··· Input material
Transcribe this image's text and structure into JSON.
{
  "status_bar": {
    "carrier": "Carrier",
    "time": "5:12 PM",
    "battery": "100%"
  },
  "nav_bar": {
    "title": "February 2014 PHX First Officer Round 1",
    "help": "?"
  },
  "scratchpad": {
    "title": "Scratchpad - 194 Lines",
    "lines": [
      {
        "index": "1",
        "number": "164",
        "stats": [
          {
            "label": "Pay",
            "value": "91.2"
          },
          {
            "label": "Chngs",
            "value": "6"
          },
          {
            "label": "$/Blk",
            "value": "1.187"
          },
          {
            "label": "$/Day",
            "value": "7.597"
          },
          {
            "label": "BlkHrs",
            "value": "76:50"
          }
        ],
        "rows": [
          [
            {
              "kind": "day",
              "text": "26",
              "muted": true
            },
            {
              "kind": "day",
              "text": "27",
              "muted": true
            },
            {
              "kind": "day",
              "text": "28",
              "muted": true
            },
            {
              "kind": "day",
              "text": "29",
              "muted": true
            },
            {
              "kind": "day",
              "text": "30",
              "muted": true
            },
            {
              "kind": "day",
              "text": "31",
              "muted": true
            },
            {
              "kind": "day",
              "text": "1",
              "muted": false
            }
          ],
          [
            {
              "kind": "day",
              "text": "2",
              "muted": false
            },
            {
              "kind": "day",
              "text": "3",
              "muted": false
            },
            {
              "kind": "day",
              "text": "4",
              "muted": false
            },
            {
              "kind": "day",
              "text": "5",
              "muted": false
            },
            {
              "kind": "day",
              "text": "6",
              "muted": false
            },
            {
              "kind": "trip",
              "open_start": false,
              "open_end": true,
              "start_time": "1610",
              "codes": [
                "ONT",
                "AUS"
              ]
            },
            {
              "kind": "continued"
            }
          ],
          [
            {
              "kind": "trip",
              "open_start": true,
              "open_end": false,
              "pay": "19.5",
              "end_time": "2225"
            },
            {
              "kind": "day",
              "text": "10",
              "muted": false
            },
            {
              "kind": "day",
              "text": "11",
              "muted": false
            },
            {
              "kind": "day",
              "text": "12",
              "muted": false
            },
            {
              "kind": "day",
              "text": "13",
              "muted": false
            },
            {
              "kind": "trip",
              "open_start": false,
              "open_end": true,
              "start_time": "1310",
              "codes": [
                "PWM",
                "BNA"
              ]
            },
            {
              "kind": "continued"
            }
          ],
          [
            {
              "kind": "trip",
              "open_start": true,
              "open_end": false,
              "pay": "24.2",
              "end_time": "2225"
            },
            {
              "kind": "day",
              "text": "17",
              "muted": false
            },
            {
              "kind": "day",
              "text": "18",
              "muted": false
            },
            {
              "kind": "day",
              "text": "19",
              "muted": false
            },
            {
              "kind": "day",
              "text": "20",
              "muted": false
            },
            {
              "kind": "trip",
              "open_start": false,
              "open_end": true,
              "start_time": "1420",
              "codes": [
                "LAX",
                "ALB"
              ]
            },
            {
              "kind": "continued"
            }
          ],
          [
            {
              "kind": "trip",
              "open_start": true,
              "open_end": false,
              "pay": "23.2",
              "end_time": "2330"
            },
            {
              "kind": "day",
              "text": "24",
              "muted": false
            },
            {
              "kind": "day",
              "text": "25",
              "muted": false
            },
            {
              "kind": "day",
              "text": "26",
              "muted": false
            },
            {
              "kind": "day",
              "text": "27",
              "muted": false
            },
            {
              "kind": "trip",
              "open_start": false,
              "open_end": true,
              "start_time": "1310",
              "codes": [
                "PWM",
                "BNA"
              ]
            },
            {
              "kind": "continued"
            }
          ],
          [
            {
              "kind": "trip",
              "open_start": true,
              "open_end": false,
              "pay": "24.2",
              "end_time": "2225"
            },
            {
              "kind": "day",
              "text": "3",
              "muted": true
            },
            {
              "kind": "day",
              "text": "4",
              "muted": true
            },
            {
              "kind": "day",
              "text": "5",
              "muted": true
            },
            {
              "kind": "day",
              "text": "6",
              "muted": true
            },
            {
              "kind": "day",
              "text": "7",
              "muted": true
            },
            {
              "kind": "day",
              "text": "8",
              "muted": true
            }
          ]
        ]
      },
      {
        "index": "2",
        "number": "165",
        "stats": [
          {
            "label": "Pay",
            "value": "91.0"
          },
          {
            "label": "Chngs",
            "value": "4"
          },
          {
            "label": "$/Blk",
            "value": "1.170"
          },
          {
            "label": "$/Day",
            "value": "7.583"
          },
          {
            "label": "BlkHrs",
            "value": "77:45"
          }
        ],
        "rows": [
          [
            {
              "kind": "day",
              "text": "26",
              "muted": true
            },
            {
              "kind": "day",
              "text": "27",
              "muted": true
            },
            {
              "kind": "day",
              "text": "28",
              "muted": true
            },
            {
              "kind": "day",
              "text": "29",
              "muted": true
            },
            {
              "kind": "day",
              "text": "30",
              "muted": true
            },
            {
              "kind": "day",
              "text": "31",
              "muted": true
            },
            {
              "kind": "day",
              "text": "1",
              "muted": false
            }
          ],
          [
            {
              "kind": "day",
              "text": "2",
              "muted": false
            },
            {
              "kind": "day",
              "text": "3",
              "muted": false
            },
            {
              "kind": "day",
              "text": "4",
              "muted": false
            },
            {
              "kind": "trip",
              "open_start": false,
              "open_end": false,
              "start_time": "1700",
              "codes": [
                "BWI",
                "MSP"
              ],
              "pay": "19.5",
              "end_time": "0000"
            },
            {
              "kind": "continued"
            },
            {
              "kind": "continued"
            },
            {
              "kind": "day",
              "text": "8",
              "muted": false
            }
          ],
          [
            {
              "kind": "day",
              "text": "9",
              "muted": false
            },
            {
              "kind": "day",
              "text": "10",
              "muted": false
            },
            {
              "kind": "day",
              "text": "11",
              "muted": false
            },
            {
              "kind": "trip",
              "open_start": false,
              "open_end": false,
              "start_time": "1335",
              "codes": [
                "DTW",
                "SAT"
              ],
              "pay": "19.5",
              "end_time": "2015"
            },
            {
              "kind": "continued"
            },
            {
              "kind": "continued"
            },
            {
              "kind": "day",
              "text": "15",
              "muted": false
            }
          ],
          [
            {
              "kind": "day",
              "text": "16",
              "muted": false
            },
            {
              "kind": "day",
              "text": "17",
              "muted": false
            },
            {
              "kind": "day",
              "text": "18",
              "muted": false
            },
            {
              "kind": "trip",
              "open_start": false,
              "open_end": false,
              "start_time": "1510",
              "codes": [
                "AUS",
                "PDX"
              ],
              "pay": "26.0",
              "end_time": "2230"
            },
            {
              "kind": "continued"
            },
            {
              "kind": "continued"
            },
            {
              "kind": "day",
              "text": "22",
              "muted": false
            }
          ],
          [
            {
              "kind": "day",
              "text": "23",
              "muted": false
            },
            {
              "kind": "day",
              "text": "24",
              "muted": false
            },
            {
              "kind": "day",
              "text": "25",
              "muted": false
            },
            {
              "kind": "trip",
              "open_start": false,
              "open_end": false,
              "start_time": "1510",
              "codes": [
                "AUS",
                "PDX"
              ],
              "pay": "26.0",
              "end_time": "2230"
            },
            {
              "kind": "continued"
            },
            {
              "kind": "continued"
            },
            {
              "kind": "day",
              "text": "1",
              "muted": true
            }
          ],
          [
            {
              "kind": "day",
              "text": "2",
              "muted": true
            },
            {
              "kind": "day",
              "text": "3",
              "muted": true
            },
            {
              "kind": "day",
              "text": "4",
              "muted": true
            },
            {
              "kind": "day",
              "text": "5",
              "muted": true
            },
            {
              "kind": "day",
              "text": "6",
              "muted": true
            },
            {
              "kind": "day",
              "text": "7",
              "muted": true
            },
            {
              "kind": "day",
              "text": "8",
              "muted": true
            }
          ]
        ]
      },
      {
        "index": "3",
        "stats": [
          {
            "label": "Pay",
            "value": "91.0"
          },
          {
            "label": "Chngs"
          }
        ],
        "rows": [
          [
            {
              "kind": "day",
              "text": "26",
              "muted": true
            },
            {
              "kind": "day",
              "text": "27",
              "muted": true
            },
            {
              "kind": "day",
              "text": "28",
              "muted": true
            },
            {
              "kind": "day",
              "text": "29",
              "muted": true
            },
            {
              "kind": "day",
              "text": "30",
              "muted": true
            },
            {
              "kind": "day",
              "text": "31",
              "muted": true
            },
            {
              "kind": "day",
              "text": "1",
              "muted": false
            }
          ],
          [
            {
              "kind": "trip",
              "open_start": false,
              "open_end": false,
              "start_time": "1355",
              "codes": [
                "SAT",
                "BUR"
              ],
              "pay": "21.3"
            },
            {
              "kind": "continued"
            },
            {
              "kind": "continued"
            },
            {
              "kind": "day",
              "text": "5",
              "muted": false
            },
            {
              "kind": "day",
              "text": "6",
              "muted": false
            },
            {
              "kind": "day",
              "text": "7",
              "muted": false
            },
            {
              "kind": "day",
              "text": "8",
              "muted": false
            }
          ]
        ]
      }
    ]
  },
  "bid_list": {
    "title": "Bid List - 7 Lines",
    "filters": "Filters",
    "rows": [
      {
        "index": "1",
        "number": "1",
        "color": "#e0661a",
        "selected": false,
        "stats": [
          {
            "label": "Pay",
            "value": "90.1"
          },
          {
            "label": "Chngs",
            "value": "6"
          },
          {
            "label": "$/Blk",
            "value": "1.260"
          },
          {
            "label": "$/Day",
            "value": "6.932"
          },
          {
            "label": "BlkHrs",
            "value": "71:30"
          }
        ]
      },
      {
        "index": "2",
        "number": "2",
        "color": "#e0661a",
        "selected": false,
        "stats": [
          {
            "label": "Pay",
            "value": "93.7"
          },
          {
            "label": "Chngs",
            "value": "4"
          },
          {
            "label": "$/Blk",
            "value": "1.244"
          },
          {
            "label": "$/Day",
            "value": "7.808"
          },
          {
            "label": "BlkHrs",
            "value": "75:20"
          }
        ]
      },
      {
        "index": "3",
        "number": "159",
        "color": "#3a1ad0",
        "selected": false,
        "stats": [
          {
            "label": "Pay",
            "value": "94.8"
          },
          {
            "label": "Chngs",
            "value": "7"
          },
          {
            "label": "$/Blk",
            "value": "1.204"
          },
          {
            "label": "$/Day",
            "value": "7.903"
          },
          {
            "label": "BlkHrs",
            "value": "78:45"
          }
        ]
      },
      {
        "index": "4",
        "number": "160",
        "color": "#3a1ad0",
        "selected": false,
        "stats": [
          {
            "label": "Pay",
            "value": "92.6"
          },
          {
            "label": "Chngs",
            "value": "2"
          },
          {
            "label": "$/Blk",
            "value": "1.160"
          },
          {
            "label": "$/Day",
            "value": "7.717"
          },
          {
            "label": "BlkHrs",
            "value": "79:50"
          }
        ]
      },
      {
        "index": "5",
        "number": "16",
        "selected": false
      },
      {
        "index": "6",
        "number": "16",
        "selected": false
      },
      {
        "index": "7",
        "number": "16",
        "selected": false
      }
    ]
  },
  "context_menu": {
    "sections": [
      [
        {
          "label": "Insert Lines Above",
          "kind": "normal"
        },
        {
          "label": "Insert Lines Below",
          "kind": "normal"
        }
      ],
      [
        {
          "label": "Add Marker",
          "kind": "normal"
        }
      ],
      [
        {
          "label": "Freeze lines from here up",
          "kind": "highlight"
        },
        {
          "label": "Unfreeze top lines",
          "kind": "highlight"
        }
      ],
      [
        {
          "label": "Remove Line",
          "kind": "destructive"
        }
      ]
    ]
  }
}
······
• **Description of the task**
In the entries above, identify every line with the string "index".

• **Correct output**
        "index": "1",
        "index": "2",
        "index": "3",
        "index": "1",
        "index": "2",
        "index": "3",
        "index": "4",
        "index": "5",
        "index": "6",
        "index": "7",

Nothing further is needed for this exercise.